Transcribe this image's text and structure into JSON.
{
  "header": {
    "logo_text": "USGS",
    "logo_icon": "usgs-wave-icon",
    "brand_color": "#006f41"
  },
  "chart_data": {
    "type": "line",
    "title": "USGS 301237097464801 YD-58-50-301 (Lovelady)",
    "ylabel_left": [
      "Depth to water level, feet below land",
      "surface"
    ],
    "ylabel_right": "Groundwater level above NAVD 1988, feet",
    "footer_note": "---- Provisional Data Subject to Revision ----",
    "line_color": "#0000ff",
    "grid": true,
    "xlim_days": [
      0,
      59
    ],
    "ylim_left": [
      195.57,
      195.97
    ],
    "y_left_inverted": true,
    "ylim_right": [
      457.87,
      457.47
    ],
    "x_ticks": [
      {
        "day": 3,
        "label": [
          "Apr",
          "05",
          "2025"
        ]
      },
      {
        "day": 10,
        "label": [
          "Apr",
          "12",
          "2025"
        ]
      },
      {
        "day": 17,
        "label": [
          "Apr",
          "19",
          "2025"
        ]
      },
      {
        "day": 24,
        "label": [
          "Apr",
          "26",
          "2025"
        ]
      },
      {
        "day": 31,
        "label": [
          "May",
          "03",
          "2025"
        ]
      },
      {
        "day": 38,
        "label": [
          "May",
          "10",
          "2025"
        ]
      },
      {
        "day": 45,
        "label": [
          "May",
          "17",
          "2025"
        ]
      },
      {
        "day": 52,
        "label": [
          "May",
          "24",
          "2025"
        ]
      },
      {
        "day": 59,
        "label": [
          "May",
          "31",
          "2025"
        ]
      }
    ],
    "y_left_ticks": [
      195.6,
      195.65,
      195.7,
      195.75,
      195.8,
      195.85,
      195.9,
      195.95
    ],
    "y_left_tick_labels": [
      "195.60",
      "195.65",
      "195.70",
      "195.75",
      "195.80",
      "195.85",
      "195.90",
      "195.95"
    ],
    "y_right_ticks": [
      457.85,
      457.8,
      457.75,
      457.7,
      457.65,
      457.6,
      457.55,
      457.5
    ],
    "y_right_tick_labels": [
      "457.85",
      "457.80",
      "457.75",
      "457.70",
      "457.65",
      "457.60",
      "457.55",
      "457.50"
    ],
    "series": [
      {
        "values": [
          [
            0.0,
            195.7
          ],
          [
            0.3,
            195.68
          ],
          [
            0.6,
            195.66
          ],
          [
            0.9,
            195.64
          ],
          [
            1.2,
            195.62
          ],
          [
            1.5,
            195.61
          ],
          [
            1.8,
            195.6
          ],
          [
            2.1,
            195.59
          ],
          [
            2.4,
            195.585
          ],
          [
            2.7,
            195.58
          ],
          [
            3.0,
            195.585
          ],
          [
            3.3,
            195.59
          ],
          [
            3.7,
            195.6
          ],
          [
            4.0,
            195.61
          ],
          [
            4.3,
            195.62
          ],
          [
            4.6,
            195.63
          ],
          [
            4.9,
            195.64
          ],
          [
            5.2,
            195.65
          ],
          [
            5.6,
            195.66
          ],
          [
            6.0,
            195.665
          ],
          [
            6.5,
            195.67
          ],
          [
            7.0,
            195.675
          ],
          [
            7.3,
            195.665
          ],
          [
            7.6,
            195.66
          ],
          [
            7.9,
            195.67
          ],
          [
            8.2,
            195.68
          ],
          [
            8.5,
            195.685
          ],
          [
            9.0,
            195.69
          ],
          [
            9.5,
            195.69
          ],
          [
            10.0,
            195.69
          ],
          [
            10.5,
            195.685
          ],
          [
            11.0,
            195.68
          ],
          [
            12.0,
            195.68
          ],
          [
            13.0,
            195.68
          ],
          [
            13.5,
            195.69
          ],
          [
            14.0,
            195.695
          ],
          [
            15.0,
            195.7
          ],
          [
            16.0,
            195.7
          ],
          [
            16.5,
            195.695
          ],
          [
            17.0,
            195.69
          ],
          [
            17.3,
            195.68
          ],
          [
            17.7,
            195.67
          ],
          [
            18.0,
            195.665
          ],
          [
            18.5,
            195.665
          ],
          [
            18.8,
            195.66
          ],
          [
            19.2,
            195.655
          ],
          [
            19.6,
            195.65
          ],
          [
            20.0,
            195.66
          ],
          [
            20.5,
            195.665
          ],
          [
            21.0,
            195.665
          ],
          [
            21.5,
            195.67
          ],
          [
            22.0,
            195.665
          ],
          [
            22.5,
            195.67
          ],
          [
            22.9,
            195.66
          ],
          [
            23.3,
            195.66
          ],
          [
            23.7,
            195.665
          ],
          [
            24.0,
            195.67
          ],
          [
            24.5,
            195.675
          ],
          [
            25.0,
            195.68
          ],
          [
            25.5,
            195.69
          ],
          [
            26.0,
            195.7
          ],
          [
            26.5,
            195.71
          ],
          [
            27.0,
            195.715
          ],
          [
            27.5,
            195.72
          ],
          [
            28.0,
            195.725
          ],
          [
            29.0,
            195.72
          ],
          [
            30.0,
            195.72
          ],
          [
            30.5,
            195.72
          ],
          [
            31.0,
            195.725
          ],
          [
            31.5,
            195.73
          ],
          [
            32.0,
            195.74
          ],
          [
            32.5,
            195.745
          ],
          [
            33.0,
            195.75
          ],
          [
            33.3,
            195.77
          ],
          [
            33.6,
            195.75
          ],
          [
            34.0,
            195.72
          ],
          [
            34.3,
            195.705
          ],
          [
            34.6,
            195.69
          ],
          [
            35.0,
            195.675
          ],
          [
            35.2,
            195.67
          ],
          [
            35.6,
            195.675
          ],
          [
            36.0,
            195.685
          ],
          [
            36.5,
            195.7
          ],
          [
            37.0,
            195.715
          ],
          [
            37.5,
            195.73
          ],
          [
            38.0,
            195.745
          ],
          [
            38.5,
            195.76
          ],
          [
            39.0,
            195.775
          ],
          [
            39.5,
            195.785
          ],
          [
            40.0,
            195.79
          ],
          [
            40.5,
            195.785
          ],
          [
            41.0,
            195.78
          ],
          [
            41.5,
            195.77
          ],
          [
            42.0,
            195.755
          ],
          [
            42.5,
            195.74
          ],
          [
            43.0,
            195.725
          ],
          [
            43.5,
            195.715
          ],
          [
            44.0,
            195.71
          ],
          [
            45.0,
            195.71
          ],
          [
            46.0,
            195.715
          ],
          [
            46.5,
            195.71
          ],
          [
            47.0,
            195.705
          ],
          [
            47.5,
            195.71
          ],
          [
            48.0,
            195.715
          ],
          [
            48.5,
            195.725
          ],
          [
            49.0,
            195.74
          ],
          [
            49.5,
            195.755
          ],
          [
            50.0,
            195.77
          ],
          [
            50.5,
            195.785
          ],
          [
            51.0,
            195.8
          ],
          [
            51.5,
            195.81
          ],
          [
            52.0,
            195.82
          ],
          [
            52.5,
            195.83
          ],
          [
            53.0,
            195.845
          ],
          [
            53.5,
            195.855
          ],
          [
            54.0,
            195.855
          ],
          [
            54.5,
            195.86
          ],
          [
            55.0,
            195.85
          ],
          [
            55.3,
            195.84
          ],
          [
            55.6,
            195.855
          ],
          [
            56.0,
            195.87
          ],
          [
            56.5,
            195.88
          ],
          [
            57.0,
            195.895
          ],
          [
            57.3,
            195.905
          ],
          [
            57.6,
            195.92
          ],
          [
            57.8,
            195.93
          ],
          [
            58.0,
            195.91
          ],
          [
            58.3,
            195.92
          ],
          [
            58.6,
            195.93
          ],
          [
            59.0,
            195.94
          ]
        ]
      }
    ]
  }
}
● ● ●
### REQUIRED TASK:
Please restate the whole listing word for word.

### REPLY:
Transcribe this image's text and structure into JSON.
{
  "header": {
    "logo_text": "USGS",
    "logo_icon": "usgs-wave-icon",
    "brand_color": "#006f41"
  },
  "chart_data": {
    "type": "line",
    "title": "USGS 301237097464801 YD-58-50-301 (Lovelady)",
    "ylabel_left": [
      "Depth to water level, feet below land",
      "surface"
    ],
    "ylabel_right": "Groundwater level above NAVD 1988, feet",
    "footer_note": "---- Provisional Data Subject to Revision ----",
    "line_color": "#0000ff",
    "grid": true,
    "xlim_days": [
      0,
      59
    ],
    "ylim_left": [
      195.57,
      195.97
    ],
    "y_left_inverted": true,
    "ylim_right": [
      457.87,
      457.47
    ],
    "x_ticks": [
      {
        "day": 3,
        "label": [
          "Apr",
          "05",
          "2025"
        ]
      },
      {
        "day": 10,
        "label": [
          "Apr",
          "12",
          "2025"
        ]
      },
      {
        "day": 17,
        "label": [
          "Apr",
          "19",
          "2025"
        ]
      },
      {
        "day": 24,
        "label": [
          "Apr",
          "26",
          "2025"
        ]
      },
      {
        "day": 31,
        "label": [
          "May",
          "03",
          "2025"
        ]
      },
      {
        "day": 38,
        "label": [
          "May",
          "10",
          "2025"
        ]
      },
      {
        "day": 45,
        "label": [
          "May",
          "17",
          "2025"
        ]
      },
      {
        "day": 52,
        "label": [
          "May",
          "24",
          "2025"
        ]
      },
      {
        "day": 59,
        "label": [
          "May",
          "31",
          "2025"
        ]
      }
    ],
    "y_left_ticks": [
      195.6,
      195.65,
      195.7,
      195.75,
      195.8,
      195.85,
      195.9,
      195.95
    ],
    "y_left_tick_labels": [
      "195.60",
      "195.65",
      "195.70",
      "195.75",
      "195.80",
      "195.85",
      "195.90",
      "195.95"
    ],
    "y_right_ticks": [
      457.85,
      457.8,
      457.75,
      457.7,
      457.65,
      457.6,
      457.55,
      457.5
    ],
    "y_right_tick_labels": [
      "457.85",
      "457.80",
      "457.75",
      "457.70",
      "457.65",
      "457.60",
      "457.55",
      "457.50"
    ],
    "series": [
      {
        "values": [
          [
            0.0,
            195.7
          ],
          [
            0.3,
            195.68
          ],
          [
            0.6,
            195.66
          ],
          [
            0.9,
            195.64
          ],
          [
            1.2,
            195.62
          ],
          [
            1.5,
            195.61
          ],
          [
            1.8,
            195.6
          ],
          [
            2.1,
            195.59
          ],
          [
            2.4,
            195.585
          ],
          [
            2.7,
            195.58
          ],
          [
            3.0,
            195.585
          ],
          [
            3.3,
            195.59
          ],
          [
            3.7,
            195.6
          ],
          [
            4.0,
            195.61
          ],
          [
            4.3,
            195.62
          ],
          [
            4.6,
            195.63
          ],
          [
            4.9,
            195.64
          ],
          [
            5.2,
            195.65
          ],
          [
            5.6,
            195.66
          ],
          [
            6.0,
            195.665
          ],
          [
            6.5,
            195.67
          ],
          [
            7.0,
            195.675
          ],
          [
            7.3,
            195.665
          ],
          [
            7.6,
            195.66
          ],
          [
            7.9,
            195.67
          ],
          [
            8.2,
            195.68
          ],
          [
            8.5,
            195.685
          ],
          [
            9.0,
            195.69
          ],
          [
            9.5,
            195.69
          ],
          [
            10.0,
            195.69
          ],
          [
            10.5,
            195.685
          ],
          [
            11.0,
            195.68
          ],
          [
            12.0,
            195.68
          ],
          [
            13.0,
            195.68
          ],
          [
            13.5,
            195.69
          ],
          [
            14.0,
            195.695
          ],
          [
            15.0,
            195.7
          ],
          [
            16.0,
            195.7
          ],
          [
            16.5,
            195.695
          ],
          [
            17.0,
            195.69
          ],
          [
            17.3,
            195.68
          ],
          [
            17.7,
            195.67
          ],
          [
            18.0,
            195.665
          ],
          [
            18.5,
            195.665
          ],
          [
            18.8,
            195.66
          ],
          [
            19.2,
            195.655
          ],
          [
            19.6,
            195.65
          ],
          [
            20.0,
            195.66
          ],
          [
            20.5,
            195.665
          ],
          [
            21.0,
            195.665
          ],
          [
            21.5,
            195.67
          ],
          [
            22.0,
            195.665
          ],
          [
            22.5,
            195.67
          ],
          [
            22.9,
            195.66
          ],
          [
            23.3,
            195.66
          ],
          [
            23.7,
            195.665
          ],
          [
            24.0,
            195.67
          ],
          [
            24.5,
            195.675
          ],
          [
            25.0,
            195.68
          ],
          [
            25.5,
            195.69
          ],
          [
            26.0,
            195.7
          ],
          [
            26.5,
            195.71
          ],
          [
            27.0,
            195.715
          ],
          [
            27.5,
            195.72
          ],
          [
            28.0,
            195.725
          ],
          [
            29.0,
            195.72
          ],
          [
            30.0,
            195.72
          ],
          [
            30.5,
            195.72
          ],
          [
            31.0,
            195.725
          ],
          [
            31.5,
            195.73
          ],
          [
            32.0,
            195.74
          ],
          [
            32.5,
            195.745
          ],
          [
            33.0,
            195.75
          ],
          [
            33.3,
            195.77
          ],
          [
            33.6,
            195.75
          ],
          [
            34.0,
            195.72
          ],
          [
            34.3,
            195.705
          ],
          [
            34.6,
            195.69
          ],
          [
            35.0,
            195.675
          ],
          [
            35.2,
            195.67
          ],
          [
            35.6,
            195.675
          ],
          [
            36.0,
            195.685
          ],
          [
            36.5,
            195.7
          ],
          [
            37.0,
            195.715
          ],
          [
            37.5,
            195.73
          ],
          [
            38.0,
            195.745
          ],
          [
            38.5,
            195.76
          ],
          [
            39.0,
            195.775
          ],
          [
            39.5,
            195.785
          ],
          [
            40.0,
            195.79
          ],
          [
            40.5,
            195.785
          ],
          [
            41.0,
            195.78
          ],
          [
            41.5,
            195.77
          ],
          [
            42.0,
            195.755
          ],
          [
            42.5,
            195.74
          ],
          [
            43.0,
            195.725
          ],
          [
            43.5,
            195.715
          ],
          [
            44.0,
            195.71
          ],
          [
            45.0,
            195.71
          ],
          [
            46.0,
            195.715
          ],
          [
            46.5,
            195.71
          ],
          [
            47.0,
            195.705
          ],
          [
            47.5,
            195.71
          ],
          [
            48.0,
            195.715
          ],
          [
            48.5,
            195.725
          ],
          [
            49.0,
            195.74
          ],
          [
            49.5,
            195.755
          ],
          [
            50.0,
            195.77
          ],
          [
            50.5,
            195.785
          ],
          [
            51.0,
            195.8
          ],
          [
            51.5,
            195.81
          ],
          [
            52.0,
            195.82
          ],
          [
            52.5,
            195.83
          ],
          [
            53.0,
            195.845
          ],
          [
            53.5,
            195.855
          ],
          [
            54.0,
            195.855
          ],
          [
            54.5,
            195.86
          ],
          [
            55.0,
            195.85
          ],
          [
            55.3,
            195.84
          ],
          [
            55.6,
            195.855
          ],
          [
            56.0,
            195.87
          ],
          [
            56.5,
            195.88
          ],
          [
            57.0,
            195.895
          ],
          [
            57.3,
            195.905
          ],
          [
            57.6,
            195.92
          ],
          [
            57.8,
            195.93
          ],
          [
            58.0,
            195.91
          ],
          [
            58.3,
            195.92
          ],
          [
            58.6,
            195.93
          ],
          [
            59.0,
            195.94
          ]
        ]
      }
    ]
  }
}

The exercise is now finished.